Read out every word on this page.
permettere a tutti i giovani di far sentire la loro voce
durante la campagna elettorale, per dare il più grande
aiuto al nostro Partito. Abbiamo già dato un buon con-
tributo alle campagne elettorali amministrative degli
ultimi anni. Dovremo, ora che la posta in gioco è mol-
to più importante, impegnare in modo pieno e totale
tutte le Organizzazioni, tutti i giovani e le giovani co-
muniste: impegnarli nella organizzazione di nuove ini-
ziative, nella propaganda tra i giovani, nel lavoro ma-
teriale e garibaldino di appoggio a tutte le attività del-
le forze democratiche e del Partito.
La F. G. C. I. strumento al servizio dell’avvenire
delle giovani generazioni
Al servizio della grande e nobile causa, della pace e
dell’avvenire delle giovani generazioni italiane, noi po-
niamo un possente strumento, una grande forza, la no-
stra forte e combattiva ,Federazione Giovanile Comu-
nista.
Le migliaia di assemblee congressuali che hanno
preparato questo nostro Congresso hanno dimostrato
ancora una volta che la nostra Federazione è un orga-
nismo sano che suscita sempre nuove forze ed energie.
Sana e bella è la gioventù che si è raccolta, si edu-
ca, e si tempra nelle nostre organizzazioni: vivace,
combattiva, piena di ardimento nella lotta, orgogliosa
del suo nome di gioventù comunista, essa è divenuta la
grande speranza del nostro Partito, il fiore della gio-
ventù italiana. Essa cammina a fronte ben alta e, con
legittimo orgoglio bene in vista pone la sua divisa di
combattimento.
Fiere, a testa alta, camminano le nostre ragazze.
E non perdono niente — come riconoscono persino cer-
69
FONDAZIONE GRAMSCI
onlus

========================

■ Problem requirements: Copy each line above where the string "avvenire" occurs.

■ Right answer:
La F. G. C. I. strumento al servizio dell’avvenire
dell’avvenire delle giovani generazioni italiane, noi po-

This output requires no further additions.